Copy each line that has the string "title" somewhere in it.

╭─ Task data

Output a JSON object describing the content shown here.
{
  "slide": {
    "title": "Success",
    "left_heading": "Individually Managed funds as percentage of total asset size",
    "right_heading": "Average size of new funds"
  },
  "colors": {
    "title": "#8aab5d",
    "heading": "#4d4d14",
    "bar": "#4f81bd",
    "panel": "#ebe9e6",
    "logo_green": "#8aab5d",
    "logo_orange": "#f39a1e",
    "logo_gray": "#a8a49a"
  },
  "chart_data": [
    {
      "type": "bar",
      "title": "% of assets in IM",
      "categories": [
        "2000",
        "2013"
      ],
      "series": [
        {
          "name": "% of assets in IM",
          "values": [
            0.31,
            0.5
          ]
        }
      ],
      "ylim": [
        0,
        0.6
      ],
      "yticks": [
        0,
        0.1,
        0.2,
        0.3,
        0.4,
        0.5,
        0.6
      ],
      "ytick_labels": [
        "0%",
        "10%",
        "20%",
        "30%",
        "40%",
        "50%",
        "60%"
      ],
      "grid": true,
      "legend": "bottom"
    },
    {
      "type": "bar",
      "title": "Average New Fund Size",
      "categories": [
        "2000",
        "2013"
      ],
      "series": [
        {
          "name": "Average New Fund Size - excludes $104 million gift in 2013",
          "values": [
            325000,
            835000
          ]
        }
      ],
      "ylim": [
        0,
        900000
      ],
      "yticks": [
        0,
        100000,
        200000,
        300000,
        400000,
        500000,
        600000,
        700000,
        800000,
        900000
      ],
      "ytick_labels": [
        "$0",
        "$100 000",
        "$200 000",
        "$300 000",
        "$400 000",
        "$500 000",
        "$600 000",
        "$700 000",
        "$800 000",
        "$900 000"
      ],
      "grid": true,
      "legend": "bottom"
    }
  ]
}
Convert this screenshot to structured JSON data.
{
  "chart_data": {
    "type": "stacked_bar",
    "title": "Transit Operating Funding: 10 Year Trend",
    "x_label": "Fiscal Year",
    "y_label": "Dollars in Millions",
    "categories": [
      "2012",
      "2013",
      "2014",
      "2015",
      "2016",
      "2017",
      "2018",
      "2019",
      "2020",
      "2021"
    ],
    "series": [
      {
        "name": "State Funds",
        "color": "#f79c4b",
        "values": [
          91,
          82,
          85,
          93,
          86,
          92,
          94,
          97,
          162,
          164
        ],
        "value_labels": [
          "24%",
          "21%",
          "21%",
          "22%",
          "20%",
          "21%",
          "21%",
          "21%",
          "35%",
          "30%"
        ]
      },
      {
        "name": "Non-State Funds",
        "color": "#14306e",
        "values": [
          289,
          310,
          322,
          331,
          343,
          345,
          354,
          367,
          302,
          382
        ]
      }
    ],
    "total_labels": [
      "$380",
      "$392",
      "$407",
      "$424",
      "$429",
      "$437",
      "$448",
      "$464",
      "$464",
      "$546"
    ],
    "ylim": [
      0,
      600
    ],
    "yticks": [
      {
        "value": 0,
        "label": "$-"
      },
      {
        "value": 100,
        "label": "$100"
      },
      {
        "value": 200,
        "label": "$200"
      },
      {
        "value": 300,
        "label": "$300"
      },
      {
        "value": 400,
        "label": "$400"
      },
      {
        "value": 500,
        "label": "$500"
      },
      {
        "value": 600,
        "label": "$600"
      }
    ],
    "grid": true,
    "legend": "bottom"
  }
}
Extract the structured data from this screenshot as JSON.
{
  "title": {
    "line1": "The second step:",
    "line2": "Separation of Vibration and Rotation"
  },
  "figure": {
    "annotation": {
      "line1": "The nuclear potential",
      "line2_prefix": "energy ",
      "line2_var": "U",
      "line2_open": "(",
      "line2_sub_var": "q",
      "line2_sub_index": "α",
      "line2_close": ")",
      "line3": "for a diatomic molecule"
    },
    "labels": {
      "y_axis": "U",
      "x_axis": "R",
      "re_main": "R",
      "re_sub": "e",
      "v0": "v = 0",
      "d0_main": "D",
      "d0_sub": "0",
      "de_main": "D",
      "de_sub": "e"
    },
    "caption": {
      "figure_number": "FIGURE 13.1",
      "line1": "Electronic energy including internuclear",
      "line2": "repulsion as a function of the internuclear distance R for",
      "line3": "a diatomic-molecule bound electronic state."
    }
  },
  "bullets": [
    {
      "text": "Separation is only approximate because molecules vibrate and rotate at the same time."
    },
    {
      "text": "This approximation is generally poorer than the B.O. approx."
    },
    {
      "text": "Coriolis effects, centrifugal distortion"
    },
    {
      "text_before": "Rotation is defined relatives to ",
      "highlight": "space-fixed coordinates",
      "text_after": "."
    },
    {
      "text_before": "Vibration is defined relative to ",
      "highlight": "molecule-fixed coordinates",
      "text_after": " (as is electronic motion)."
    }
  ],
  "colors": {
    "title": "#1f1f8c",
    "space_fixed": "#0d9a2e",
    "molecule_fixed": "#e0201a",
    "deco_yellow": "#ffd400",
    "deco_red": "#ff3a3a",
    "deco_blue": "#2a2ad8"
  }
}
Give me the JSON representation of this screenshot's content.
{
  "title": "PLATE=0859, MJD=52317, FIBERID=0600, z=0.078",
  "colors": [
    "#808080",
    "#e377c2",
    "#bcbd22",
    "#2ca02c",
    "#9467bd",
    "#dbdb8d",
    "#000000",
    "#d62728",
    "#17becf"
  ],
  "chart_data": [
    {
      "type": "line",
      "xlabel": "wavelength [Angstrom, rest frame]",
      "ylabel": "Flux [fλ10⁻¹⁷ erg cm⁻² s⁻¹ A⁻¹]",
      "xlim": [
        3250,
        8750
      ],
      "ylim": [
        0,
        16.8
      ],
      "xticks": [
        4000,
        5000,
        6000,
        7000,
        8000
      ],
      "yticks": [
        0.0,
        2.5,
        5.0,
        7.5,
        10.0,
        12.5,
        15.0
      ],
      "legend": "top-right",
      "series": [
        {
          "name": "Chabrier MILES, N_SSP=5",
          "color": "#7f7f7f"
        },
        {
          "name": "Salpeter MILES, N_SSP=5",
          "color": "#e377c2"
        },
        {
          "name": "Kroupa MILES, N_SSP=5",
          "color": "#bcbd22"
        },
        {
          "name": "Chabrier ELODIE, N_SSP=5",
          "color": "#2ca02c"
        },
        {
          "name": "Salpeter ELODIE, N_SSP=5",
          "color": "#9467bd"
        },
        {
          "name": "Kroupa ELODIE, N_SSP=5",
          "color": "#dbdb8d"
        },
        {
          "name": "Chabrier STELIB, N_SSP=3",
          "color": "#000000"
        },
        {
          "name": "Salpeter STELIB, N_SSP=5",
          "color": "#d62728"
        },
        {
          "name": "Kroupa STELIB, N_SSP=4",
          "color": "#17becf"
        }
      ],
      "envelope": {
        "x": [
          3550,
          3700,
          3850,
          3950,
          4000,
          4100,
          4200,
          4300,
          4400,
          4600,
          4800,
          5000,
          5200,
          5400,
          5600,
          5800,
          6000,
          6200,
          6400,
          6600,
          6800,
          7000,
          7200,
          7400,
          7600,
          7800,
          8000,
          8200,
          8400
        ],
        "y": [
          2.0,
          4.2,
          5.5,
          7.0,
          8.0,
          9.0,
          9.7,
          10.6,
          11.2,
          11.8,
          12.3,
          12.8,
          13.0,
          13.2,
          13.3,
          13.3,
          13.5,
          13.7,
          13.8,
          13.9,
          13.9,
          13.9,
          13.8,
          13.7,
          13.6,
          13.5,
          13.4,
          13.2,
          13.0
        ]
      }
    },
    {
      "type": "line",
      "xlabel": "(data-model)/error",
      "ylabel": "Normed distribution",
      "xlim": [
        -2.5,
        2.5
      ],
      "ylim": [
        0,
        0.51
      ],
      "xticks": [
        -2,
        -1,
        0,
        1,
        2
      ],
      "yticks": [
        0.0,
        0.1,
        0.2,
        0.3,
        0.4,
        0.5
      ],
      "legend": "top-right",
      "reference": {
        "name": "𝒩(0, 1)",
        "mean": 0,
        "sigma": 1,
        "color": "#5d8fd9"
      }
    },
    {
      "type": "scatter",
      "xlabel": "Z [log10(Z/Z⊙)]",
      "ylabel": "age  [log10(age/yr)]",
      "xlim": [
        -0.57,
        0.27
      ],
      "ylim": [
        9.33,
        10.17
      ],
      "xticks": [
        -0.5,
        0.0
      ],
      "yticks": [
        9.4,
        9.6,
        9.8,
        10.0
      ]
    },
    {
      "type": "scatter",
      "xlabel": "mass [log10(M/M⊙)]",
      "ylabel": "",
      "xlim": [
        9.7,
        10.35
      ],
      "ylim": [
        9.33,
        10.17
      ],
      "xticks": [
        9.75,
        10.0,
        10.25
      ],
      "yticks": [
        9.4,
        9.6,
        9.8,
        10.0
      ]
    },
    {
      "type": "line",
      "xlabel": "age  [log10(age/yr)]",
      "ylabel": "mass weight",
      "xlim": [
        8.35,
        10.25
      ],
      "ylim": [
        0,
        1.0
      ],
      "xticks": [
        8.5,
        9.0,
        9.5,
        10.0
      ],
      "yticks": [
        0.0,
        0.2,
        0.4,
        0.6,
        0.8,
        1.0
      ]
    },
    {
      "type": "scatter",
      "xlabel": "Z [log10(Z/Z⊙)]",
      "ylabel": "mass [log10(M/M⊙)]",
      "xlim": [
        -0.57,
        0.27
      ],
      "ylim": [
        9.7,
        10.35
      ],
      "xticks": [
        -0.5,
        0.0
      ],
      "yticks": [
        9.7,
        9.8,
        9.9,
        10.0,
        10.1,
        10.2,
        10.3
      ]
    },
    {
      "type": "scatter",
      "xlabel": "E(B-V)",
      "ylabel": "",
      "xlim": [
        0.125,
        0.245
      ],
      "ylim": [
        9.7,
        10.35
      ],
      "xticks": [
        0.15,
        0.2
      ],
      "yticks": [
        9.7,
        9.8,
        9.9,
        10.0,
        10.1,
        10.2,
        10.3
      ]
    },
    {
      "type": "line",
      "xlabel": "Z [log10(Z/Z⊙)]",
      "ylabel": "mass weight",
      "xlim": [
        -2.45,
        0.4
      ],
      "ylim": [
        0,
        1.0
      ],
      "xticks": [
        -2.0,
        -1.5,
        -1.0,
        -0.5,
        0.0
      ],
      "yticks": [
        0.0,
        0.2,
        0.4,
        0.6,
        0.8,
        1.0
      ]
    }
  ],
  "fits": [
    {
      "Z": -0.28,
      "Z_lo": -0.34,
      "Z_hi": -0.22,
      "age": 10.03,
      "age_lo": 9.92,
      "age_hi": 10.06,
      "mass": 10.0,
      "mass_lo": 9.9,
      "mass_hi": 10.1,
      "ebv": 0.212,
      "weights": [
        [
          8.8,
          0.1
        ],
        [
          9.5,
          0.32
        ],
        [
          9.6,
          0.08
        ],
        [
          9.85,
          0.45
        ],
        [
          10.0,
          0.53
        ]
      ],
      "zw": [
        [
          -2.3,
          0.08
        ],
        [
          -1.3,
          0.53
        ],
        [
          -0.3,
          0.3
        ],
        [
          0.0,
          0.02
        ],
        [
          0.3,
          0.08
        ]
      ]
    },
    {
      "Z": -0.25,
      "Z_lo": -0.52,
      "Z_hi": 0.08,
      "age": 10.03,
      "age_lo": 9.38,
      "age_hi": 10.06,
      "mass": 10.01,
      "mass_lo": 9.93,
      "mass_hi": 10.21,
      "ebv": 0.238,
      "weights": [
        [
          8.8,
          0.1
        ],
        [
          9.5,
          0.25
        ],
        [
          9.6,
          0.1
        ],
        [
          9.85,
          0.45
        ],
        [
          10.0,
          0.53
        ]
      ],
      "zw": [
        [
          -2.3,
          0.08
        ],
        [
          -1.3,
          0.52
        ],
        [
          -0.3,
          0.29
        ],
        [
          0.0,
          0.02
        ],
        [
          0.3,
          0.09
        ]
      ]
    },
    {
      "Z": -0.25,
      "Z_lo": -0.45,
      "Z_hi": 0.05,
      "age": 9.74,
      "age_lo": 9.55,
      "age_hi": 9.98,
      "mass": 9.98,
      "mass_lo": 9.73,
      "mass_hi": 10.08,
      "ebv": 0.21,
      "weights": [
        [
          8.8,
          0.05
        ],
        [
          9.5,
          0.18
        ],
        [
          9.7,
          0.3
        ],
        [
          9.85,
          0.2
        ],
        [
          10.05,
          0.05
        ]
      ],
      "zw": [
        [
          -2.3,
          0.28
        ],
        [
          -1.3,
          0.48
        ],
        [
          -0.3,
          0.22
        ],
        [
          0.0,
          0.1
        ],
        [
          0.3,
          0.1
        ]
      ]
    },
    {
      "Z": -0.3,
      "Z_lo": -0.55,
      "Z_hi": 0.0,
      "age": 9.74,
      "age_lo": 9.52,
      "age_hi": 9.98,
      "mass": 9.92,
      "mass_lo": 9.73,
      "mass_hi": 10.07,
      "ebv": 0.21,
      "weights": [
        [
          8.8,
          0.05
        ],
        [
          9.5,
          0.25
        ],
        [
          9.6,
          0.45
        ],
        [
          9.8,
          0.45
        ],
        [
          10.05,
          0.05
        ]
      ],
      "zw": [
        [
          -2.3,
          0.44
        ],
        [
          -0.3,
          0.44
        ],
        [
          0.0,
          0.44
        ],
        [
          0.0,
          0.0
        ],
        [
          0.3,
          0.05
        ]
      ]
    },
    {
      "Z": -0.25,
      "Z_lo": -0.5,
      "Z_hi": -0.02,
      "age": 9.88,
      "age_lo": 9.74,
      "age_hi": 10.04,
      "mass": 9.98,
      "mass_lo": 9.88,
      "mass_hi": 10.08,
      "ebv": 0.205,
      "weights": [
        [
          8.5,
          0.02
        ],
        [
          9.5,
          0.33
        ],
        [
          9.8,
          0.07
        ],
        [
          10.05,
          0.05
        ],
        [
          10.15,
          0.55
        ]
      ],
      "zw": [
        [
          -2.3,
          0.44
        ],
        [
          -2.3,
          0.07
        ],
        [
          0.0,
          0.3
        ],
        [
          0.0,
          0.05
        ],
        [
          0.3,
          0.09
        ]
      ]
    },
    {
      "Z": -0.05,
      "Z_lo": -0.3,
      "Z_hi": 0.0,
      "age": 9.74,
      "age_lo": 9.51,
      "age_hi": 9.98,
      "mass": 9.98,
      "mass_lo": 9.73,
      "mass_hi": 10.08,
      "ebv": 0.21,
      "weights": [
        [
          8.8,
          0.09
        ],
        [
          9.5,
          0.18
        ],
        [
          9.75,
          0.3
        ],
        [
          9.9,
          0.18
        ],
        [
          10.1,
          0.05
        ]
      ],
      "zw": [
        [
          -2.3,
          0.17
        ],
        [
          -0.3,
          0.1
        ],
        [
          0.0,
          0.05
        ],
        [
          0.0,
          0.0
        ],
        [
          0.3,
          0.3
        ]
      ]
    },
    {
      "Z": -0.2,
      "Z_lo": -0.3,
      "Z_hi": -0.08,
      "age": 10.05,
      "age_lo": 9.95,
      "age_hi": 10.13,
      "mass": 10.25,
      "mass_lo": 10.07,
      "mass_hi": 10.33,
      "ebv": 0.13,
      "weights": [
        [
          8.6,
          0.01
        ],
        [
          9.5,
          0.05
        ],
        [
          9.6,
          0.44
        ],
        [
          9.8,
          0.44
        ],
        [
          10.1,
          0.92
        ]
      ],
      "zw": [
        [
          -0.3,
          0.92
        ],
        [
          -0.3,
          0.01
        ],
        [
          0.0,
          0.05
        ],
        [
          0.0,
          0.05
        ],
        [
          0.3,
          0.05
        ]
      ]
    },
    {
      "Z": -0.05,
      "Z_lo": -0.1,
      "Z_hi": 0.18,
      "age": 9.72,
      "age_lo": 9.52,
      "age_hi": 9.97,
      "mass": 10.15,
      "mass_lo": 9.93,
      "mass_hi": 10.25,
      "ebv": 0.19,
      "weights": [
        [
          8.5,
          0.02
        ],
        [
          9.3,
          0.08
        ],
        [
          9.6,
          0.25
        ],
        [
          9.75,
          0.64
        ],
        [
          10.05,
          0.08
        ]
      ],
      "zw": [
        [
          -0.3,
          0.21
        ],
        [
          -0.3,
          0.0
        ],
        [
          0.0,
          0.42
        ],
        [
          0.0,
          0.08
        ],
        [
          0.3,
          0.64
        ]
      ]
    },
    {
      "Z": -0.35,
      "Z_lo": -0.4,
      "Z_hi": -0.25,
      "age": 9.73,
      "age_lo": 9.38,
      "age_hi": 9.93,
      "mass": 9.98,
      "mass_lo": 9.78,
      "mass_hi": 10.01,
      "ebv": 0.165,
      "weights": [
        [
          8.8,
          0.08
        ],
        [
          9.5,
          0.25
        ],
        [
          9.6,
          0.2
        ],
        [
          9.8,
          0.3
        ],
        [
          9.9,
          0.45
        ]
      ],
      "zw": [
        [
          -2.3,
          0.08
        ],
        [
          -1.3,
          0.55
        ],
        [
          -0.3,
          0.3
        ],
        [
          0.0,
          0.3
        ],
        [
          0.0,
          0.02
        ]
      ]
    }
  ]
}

╰─

Solution to the problem:
    "title": "Success",
    "title": "#8aab5d",
      "title": "% of assets in IM",
      "title": "Average New Fund Size",
    "title": "Transit Operating Funding: 10 Year Trend",
  "title": {
    "title": "#1f1f8c",
  "title": "PLATE=0859, MJD=52317, FIBERID=0600, z=0.078",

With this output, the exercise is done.